# Exercise input start
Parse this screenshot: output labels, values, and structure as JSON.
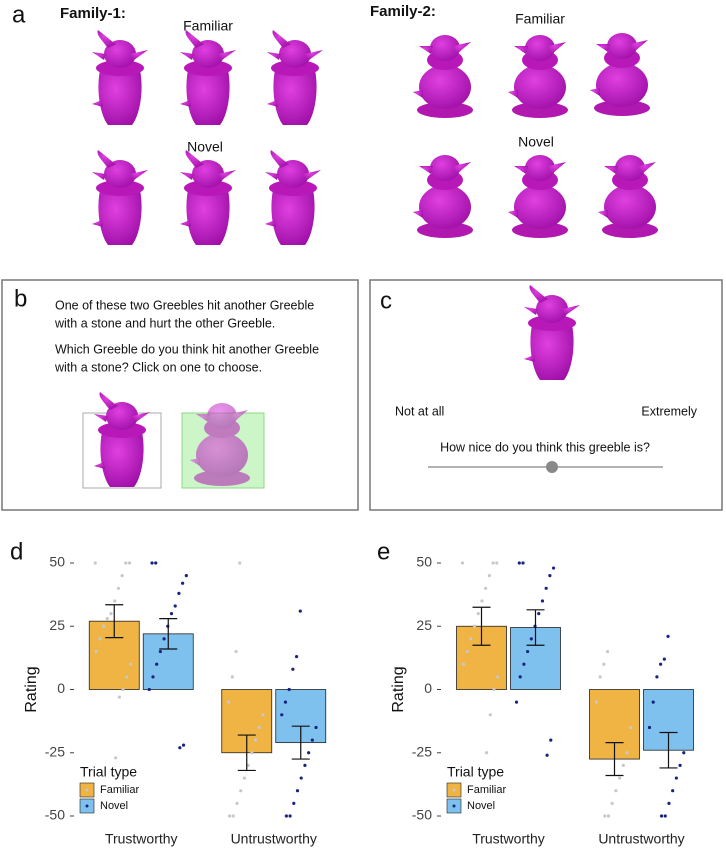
{
  "panel_a": {
    "label": "a",
    "families": [
      {
        "title": "Family-1:",
        "groups": [
          "Familiar",
          "Novel"
        ]
      },
      {
        "title": "Family-2:",
        "groups": [
          "Familiar",
          "Novel"
        ]
      }
    ]
  },
  "panel_b": {
    "label": "b",
    "lines": [
      "One of these two Greebles hit another Greeble",
      "with a stone and hurt the other Greeble.",
      "Which Greeble do you think hit another Greeble",
      "with a stone? Click on one to choose."
    ]
  },
  "panel_c": {
    "label": "c",
    "scale_min": "Not at all",
    "scale_max": "Extremely",
    "question": "How nice do you think this greeble is?"
  },
  "chart_data": [
    {
      "type": "bar",
      "panel_label": "d",
      "categories": [
        "Trustworthy",
        "Untrustworthy"
      ],
      "series": [
        {
          "name": "Familiar",
          "color": "#f0b445",
          "point_color": "#c8c8c8",
          "values": [
            27,
            -25
          ],
          "errors": [
            6.5,
            7
          ],
          "points": [
            [
              50,
              50,
              50,
              45,
              40,
              35,
              30,
              28,
              25,
              20,
              15,
              10,
              5,
              0,
              -3,
              -27
            ],
            [
              50,
              15,
              5,
              -5,
              -10,
              -15,
              -20,
              -25,
              -30,
              -35,
              -40,
              -45,
              -50,
              -50
            ]
          ]
        },
        {
          "name": "Novel",
          "color": "#7ec0ee",
          "point_color": "#1a237e",
          "values": [
            22,
            -21
          ],
          "errors": [
            6,
            6.5
          ],
          "points": [
            [
              50,
              50,
              45,
              42,
              38,
              33,
              30,
              25,
              20,
              15,
              10,
              5,
              0,
              -22,
              -23
            ],
            [
              31,
              13,
              8,
              0,
              -5,
              -10,
              -15,
              -20,
              -25,
              -30,
              -35,
              -40,
              -45,
              -50,
              -50
            ]
          ]
        }
      ],
      "ylim": [
        -52,
        52
      ],
      "yticks": [
        -50,
        -25,
        0,
        25,
        50
      ],
      "ylabel": "Rating",
      "legend_title": "Trial type",
      "legend": "bottom left"
    },
    {
      "type": "bar",
      "panel_label": "e",
      "categories": [
        "Trustworthy",
        "Untrustworthy"
      ],
      "series": [
        {
          "name": "Familiar",
          "color": "#f0b445",
          "point_color": "#c8c8c8",
          "values": [
            25,
            -27.5
          ],
          "errors": [
            7.5,
            6.5
          ],
          "points": [
            [
              50,
              50,
              50,
              45,
              40,
              35,
              30,
              25,
              20,
              15,
              10,
              5,
              0,
              -10,
              -25
            ],
            [
              15,
              10,
              5,
              -5,
              -15,
              -25,
              -30,
              -35,
              -40,
              -45,
              -50,
              -50
            ]
          ]
        },
        {
          "name": "Novel",
          "color": "#7ec0ee",
          "point_color": "#1a237e",
          "values": [
            24.5,
            -24
          ],
          "errors": [
            7,
            7
          ],
          "points": [
            [
              50,
              50,
              48,
              45,
              40,
              35,
              30,
              25,
              20,
              15,
              10,
              5,
              -5,
              -20,
              -26
            ],
            [
              21,
              12,
              10,
              5,
              -5,
              -15,
              -25,
              -30,
              -35,
              -40,
              -45,
              -50,
              -50
            ]
          ]
        }
      ],
      "ylim": [
        -52,
        52
      ],
      "yticks": [
        -50,
        -25,
        0,
        25,
        50
      ],
      "ylabel": "Rating",
      "legend_title": "Trial type",
      "legend": "bottom left"
    }
  ]
}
# Exercise input end
**Goal**:
Your copy should hold every record word for word and none of the pictures.

**Result below**:
Parse this screenshot: output labels, values, and structure as JSON.
{
  "panel_a": {
    "label": "a",
    "families": [
      {
        "title": "Family-1:",
        "groups": [
          "Familiar",
          "Novel"
        ]
      },
      {
        "title": "Family-2:",
        "groups": [
          "Familiar",
          "Novel"
        ]
      }
    ]
  },
  "panel_b": {
    "label": "b",
    "lines": [
      "One of these two Greebles hit another Greeble",
      "with a stone and hurt the other Greeble.",
      "Which Greeble do you think hit another Greeble",
      "with a stone? Click on one to choose."
    ]
  },
  "panel_c": {
    "label": "c",
    "scale_min": "Not at all",
    "scale_max": "Extremely",
    "question": "How nice do you think this greeble is?"
  },
  "chart_data": [
    {
      "type": "bar",
      "panel_label": "d",
      "categories": [
        "Trustworthy",
        "Untrustworthy"
      ],
      "series": [
        {
          "name": "Familiar",
          "color": "#f0b445",
          "point_color": "#c8c8c8",
          "values": [
            27,
            -25
          ],
          "errors": [
            6.5,
            7
          ],
          "points": [
            [
              50,
              50,
              50,
              45,
              40,
              35,
              30,
              28,
              25,
              20,
              15,
              10,
              5,
              0,
              -3,
              -27
            ],
            [
              50,
              15,
              5,
              -5,
              -10,
              -15,
              -20,
              -25,
              -30,
              -35,
              -40,
              -45,
              -50,
              -50
            ]
          ]
        },
        {
          "name": "Novel",
          "color": "#7ec0ee",
          "point_color": "#1a237e",
          "values": [
            22,
            -21
          ],
          "errors": [
            6,
            6.5
          ],
          "points": [
            [
              50,
              50,
              45,
              42,
              38,
              33,
              30,
              25,
              20,
              15,
              10,
              5,
              0,
              -22,
              -23
            ],
            [
              31,
              13,
              8,
              0,
              -5,
              -10,
              -15,
              -20,
              -25,
              -30,
              -35,
              -40,
              -45,
              -50,
              -50
            ]
          ]
        }
      ],
      "ylim": [
        -52,
        52
      ],
      "yticks": [
        -50,
        -25,
        0,
        25,
        50
      ],
      "ylabel": "Rating",
      "legend_title": "Trial type",
      "legend": "bottom left"
    },
    {
      "type": "bar",
      "panel_label": "e",
      "categories": [
        "Trustworthy",
        "Untrustworthy"
      ],
      "series": [
        {
          "name": "Familiar",
          "color": "#f0b445",
          "point_color": "#c8c8c8",
          "values": [
            25,
            -27.5
          ],
          "errors": [
            7.5,
            6.5
          ],
          "points": [
            [
              50,
              50,
              50,
              45,
              40,
              35,
              30,
              25,
              20,
              15,
              10,
              5,
              0,
              -10,
              -25
            ],
            [
              15,
              10,
              5,
              -5,
              -15,
              -25,
              -30,
              -35,
              -40,
              -45,
              -50,
              -50
            ]
          ]
        },
        {
          "name": "Novel",
          "color": "#7ec0ee",
          "point_color": "#1a237e",
          "values": [
            24.5,
            -24
          ],
          "errors": [
            7,
            7
          ],
          "points": [
            [
              50,
              50,
              48,
              45,
              40,
              35,
              30,
              25,
              20,
              15,
              10,
              5,
              -5,
              -20,
              -26
            ],
            [
              21,
              12,
              10,
              5,
              -5,
              -15,
              -25,
              -30,
              -35,
              -40,
              -45,
              -50,
              -50
            ]
          ]
        }
      ],
      "ylim": [
        -52,
        52
      ],
      "yticks": [
        -50,
        -25,
        0,
        25,
        50
      ],
      "ylabel": "Rating",
      "legend_title": "Trial type",
      "legend": "bottom left"
    }
  ]
}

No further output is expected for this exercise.